## WRITTEN REQUEST
Pictures stay out of the copy; restate everything else in the material exactly.

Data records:
::::::::::
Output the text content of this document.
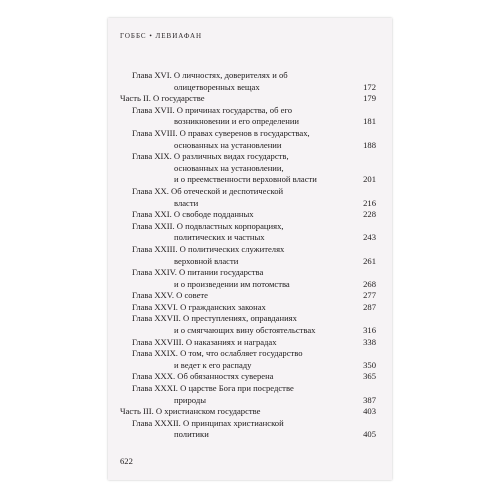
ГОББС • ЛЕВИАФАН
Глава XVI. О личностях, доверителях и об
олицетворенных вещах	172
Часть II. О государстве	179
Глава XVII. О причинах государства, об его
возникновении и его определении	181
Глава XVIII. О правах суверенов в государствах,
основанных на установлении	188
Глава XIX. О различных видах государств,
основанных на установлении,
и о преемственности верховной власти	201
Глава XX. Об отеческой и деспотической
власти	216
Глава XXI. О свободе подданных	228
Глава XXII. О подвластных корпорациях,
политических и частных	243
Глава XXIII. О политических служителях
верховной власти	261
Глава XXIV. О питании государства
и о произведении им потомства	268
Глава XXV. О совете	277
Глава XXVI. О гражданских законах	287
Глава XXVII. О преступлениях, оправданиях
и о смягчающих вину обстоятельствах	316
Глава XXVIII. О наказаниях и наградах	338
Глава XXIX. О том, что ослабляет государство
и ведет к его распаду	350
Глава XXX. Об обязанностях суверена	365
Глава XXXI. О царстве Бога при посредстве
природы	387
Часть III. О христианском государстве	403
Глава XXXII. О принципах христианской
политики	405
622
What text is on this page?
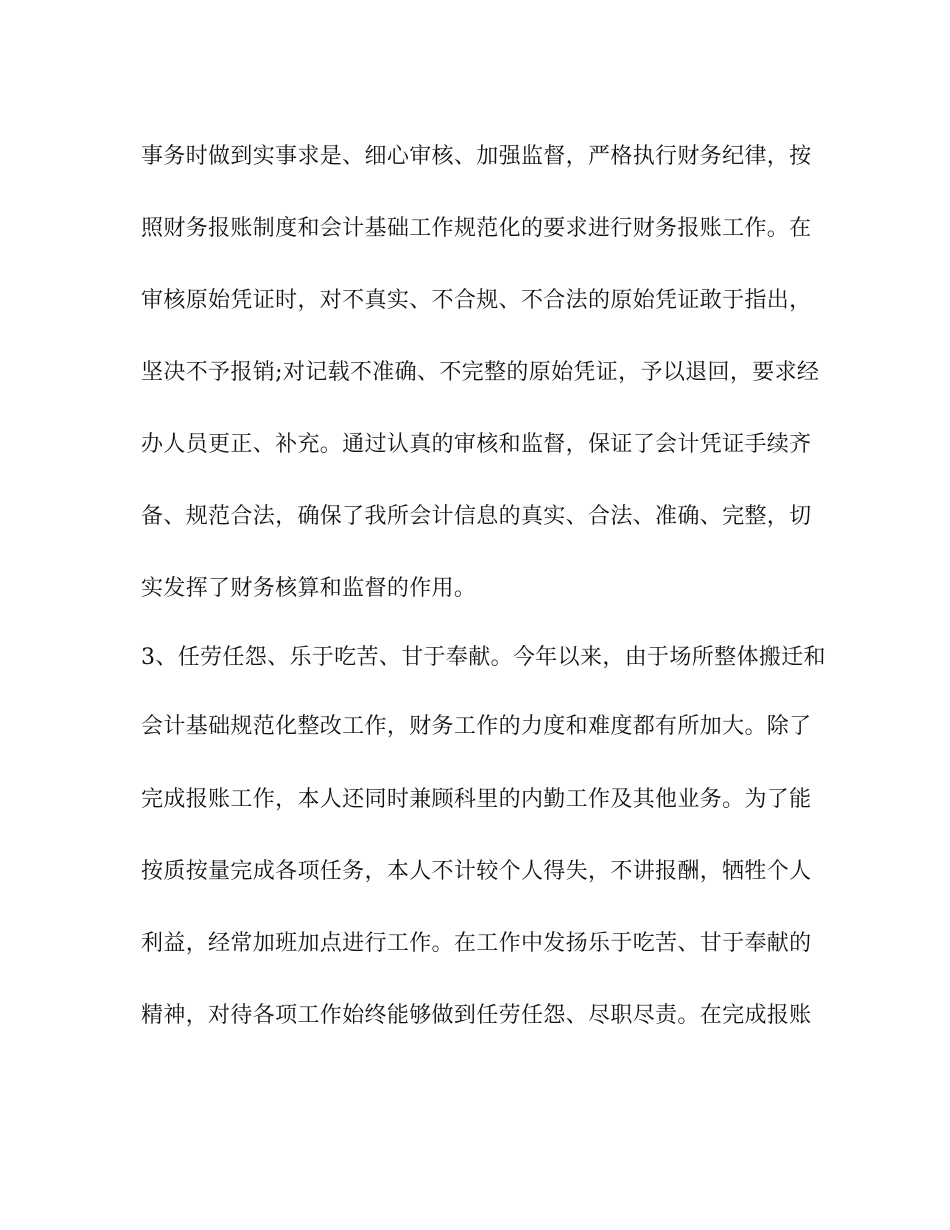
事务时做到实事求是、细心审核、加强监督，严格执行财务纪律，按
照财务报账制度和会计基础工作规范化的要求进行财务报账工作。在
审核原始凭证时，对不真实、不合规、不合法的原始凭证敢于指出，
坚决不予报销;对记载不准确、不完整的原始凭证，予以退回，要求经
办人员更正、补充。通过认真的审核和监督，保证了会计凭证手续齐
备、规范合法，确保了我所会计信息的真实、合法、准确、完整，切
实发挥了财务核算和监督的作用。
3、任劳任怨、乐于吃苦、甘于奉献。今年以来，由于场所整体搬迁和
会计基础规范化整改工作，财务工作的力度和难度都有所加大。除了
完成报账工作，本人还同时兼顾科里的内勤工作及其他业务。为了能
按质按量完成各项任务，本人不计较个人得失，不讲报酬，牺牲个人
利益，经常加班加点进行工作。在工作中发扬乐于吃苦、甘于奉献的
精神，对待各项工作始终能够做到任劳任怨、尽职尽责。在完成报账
::::::::::
## SOLUTION TO THE EXERCISE
Output the text content of this document.
ГОББС • ЛЕВИАФАН
Глава XVI. О личностях, доверителях и об
олицетворенных вещах	172
Часть II. О государстве	179
Глава XVII. О причинах государства, об его
возникновении и его определении	181
Глава XVIII. О правах суверенов в государствах,
основанных на установлении	188
Глава XIX. О различных видах государств,
основанных на установлении,
и о преемственности верховной власти	201
Глава XX. Об отеческой и деспотической
власти	216
Глава XXI. О свободе подданных	228
Глава XXII. О подвластных корпорациях,
политических и частных	243
Глава XXIII. О политических служителях
верховной власти	261
Глава XXIV. О питании государства
и о произведении им потомства	268
Глава XXV. О совете	277
Глава XXVI. О гражданских законах	287
Глава XXVII. О преступлениях, оправданиях
и о смягчающих вину обстоятельствах	316
Глава XXVIII. О наказаниях и наградах	338
Глава XXIX. О том, что ослабляет государство
и ведет к его распаду	350
Глава XXX. Об обязанностях суверена	365
Глава XXXI. О царстве Бога при посредстве
природы	387
Часть III. О христианском государстве	403
Глава XXXII. О принципах христианской
политики	405
622
What text is on this page?
事务时做到实事求是、细心审核、加强监督，严格执行财务纪律，按
照财务报账制度和会计基础工作规范化的要求进行财务报账工作。在
审核原始凭证时，对不真实、不合规、不合法的原始凭证敢于指出，
坚决不予报销;对记载不准确、不完整的原始凭证，予以退回，要求经
办人员更正、补充。通过认真的审核和监督，保证了会计凭证手续齐
备、规范合法，确保了我所会计信息的真实、合法、准确、完整，切
实发挥了财务核算和监督的作用。
3、任劳任怨、乐于吃苦、甘于奉献。今年以来，由于场所整体搬迁和
会计基础规范化整改工作，财务工作的力度和难度都有所加大。除了
完成报账工作，本人还同时兼顾科里的内勤工作及其他业务。为了能
按质按量完成各项任务，本人不计较个人得失，不讲报酬，牺牲个人
利益，经常加班加点进行工作。在工作中发扬乐于吃苦、甘于奉献的
精神，对待各项工作始终能够做到任劳任怨、尽职尽责。在完成报账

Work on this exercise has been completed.